» **The problem**
Retype the material below. Keep every word exactly as it is.

------ The data

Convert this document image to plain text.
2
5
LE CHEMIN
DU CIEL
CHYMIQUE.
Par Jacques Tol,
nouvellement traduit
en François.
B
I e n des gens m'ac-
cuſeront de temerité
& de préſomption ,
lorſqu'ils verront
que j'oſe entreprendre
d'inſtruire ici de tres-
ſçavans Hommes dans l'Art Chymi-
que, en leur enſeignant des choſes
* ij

------------

» **Completed task**
Convert this document image to plain text.
2
5
LE CHEMIN
DU CIEL
CHYMIQUE.
Par Jacques Tol,
nouvellement traduit
en François.
B
I e n des gens m'ac-
cuſeront de temerité
& de préſomption ,
lorſqu'ils verront
que j'oſe entreprendre
d'inſtruire ici de tres-
ſçavans Hommes dans l'Art Chymi-
que, en leur enſeignant des choſes
* ij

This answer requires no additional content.